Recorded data

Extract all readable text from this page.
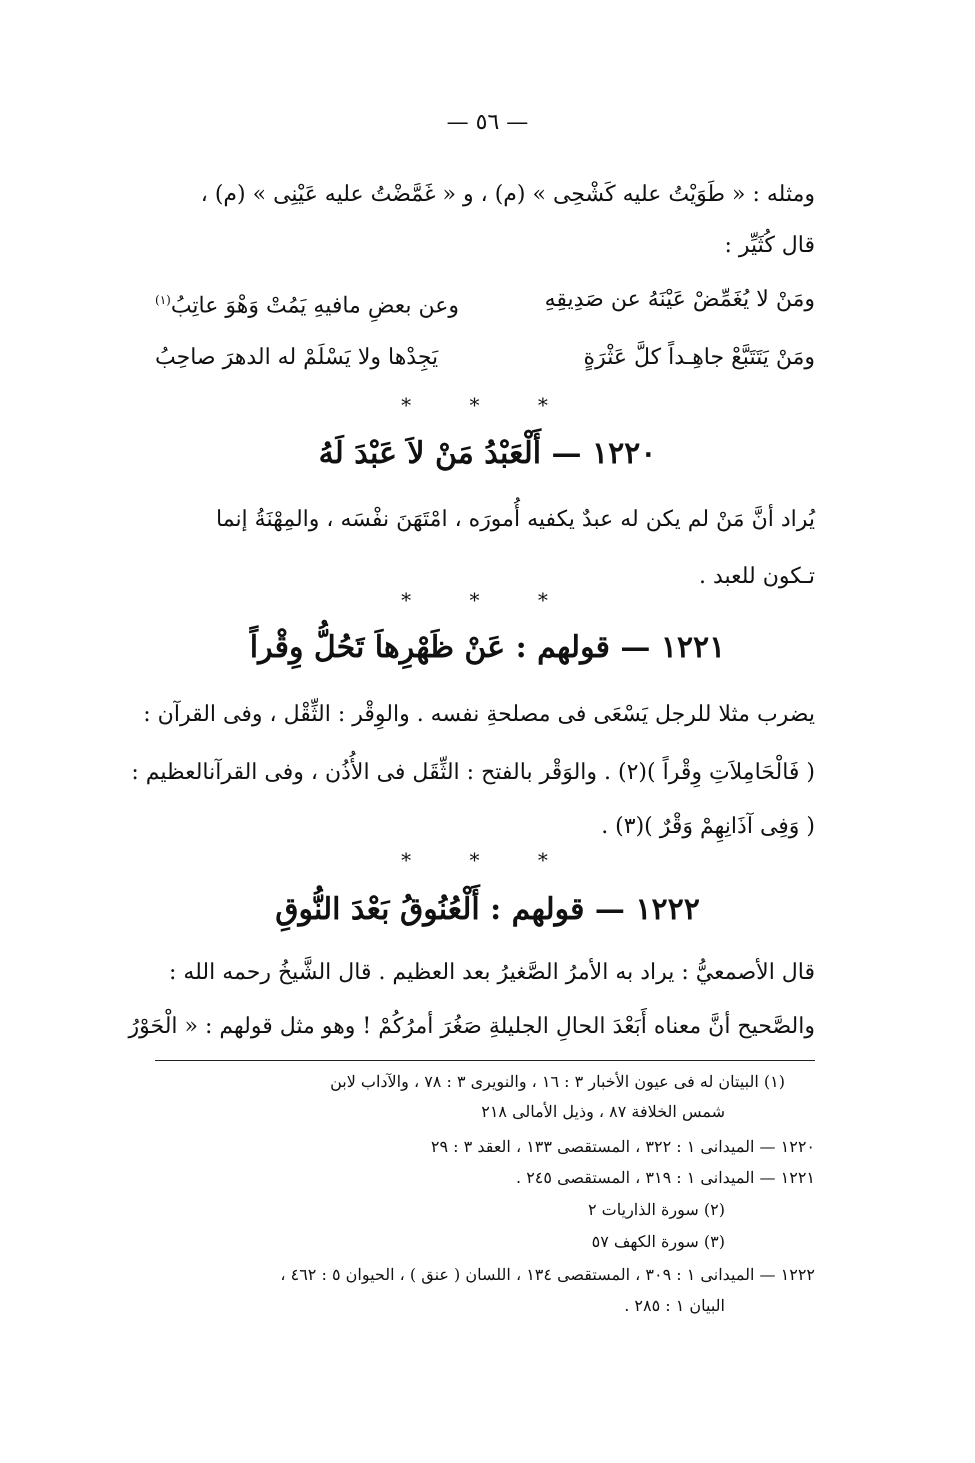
— ٥٦ —
ومثله : « طَوَيْتُ عليه كَشْحِى » (م) ، و « غَمَّضْتُ عليه عَيْنِى » (م) ،
قال كُثَيِّر :
ومَنْ لا يُغَمِّضْ عَيْنَهُ عن صَدِيقِهِ
وعن بعضِ مافيهِ يَمُتْ وَهْوَ عاتِبُ$^{(١)}$
ومَنْ يَتَتَبَّعْ جاهِـداً كلَّ عَثْرَةٍ
يَجِدْها ولا يَسْلَمْ له الدهرَ صاحِبُ
* * *
١٢٢٠ — أَلْعَبْدُ مَنْ لاَ عَبْدَ لَهُ
يُراد أنَّ مَنْ لم يكن له عبدٌ يكفيه أُمورَه ، امْتَهَنَ نفْسَه ، والمِهْنَةُ إنما
تـكون للعبد .
* * *
١٢٢١ — قولهم : عَنْ ظَهْرِهاَ تَحُلُّ وِقْراً
يضرب مثلا للرجل يَسْعَى فى مصلحةِ نفسه . والوِقْر : الثِّقْل ، وفى القرآن :
( فَالْحَامِلاَتِ وِقْراً )(٢) . والوَقْر بالفتح : الثِّقَل فى الأُذُن ، وفى القرآنالعظيم :
( وَفِى آذَانِهِمْ وَقْرٌ )(٣) .
* * *
١٢٢٢ — قولهم : أَلْعُنُوقُ بَعْدَ النُّوقِ
قال الأصمعيُّ : يراد به الأمرُ الصَّغيرُ بعد العظيم . قال الشَّيخُ رحمه الله :
والصَّحيح أنَّ معناه أَبَعْدَ الحالِ الجليلةِ صَغُرَ أمرُكُمْ ! وهو مثل قولهم : « الْحَوْرُ
(١) البيتان له فى عيون الأخبار ٣ : ١٦ ، والنويرى ٣ : ٧٨ ، والآداب لابن
شمس الخلافة ٨٧ ، وذيل الأمالى ٢١٨
١٢٢٠ — الميدانى ١ : ٣٢٢ ، المستقصى ١٣٣ ، العقد ٣ : ٢٩
١٢٢١ — الميدانى ١ : ٣١٩ ، المستقصى ٢٤٥ .
(٢) سورة الذاريات ٢
(٣) سورة الكهف ٥٧
١٢٢٢ — الميدانى ١ : ٣٠٩ ، المستقصى ١٣٤ ، اللسان ( عنق ) ، الحيوان ٥ : ٤٦٢ ،
البيان ١ : ٢٨٥ .
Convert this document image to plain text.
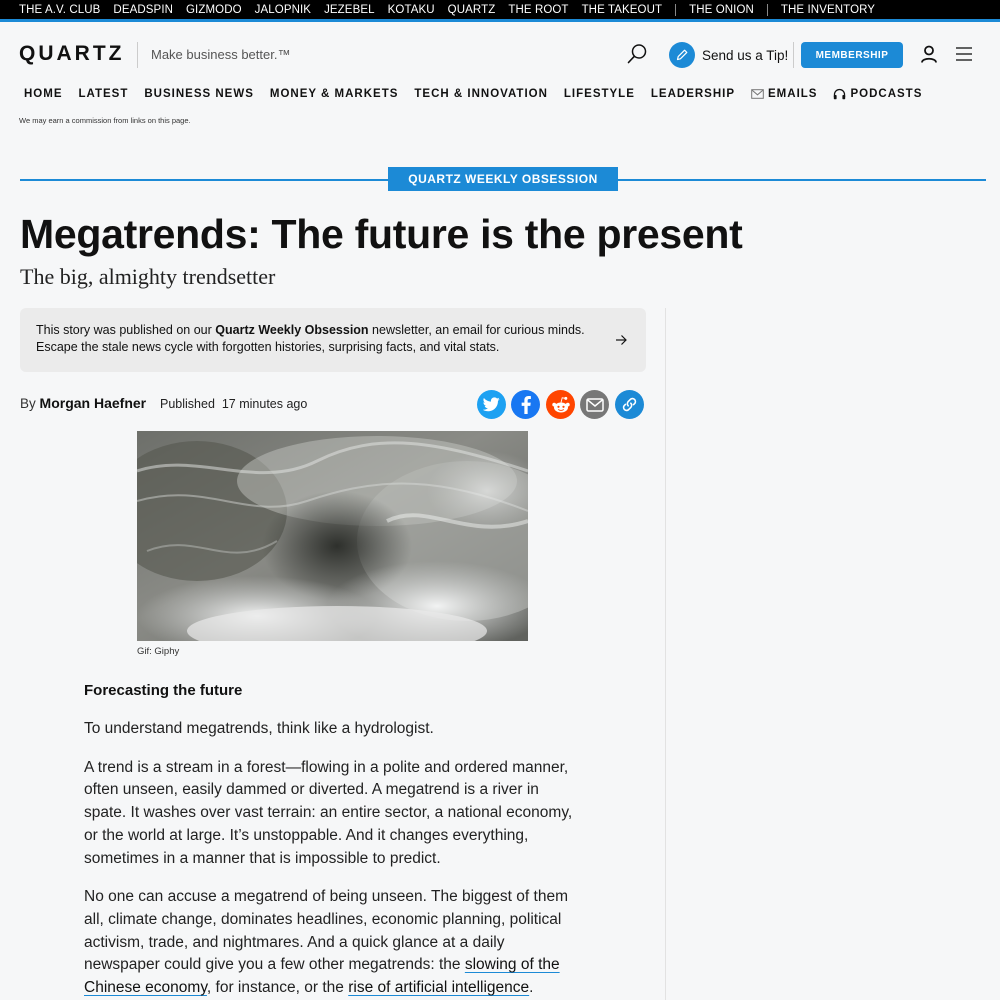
THE A.V. CLUB DEADSPIN GIZMODO JALOPNIK JEZEBEL KOTAKU QUARTZ THE ROOT THE TAKEOUT THE ONION THE INVENTORY
QUARTZ Make business better.™	Send us a Tip!	MEMBERSHIP
HOME LATEST BUSINESS NEWS MONEY & MARKETS TECH & INNOVATION LIFESTYLE LEADERSHIP	EMAILS	PODCASTS
We may earn a commission from links on this page.
QUARTZ WEEKLY OBSESSION
Megatrends: The future is the present
The big, almighty trendsetter
This story was published on our Quartz Weekly Obsession newsletter, an email for curious minds.
Escape the stale news cycle with forgotten histories, surprising facts, and vital stats.
By Morgan Haefner Published 17 minutes ago
Gif: Giphy
Forecasting the future

To understand megatrends, think like a hydrologist.

A trend is a stream in a forest—flowing in a polite and ordered manner, often unseen, easily dammed or diverted. A megatrend is a river in spate. It washes over vast terrain: an entire sector, a national economy, or the world at large. It’s unstoppable. And it changes everything, sometimes in a manner that is impossible to predict.

No one can accuse a megatrend of being unseen. The biggest of them all, climate change, dominates headlines, economic planning, political activism, trade, and nightmares. And a quick glance at a daily newspaper could give you a few other megatrends: the slowing of the Chinese economy, for instance, or the rise of artificial intelligence.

**Stated goal:**
Scan the data for the word "قولهم" and copy every line where it shows up.

**Answer to the exercise:**
١٢٢١ — قولهم : عَنْ ظَهْرِهاَ تَحُلُّ وِقْراً
١٢٢٢ — قولهم : أَلْعُنُوقُ بَعْدَ النُّوقِ
والصَّحيح أنَّ معناه أَبَعْدَ الحالِ الجليلةِ صَغُرَ أمرُكُمْ ! وهو مثل قولهم : « الْحَوْرُ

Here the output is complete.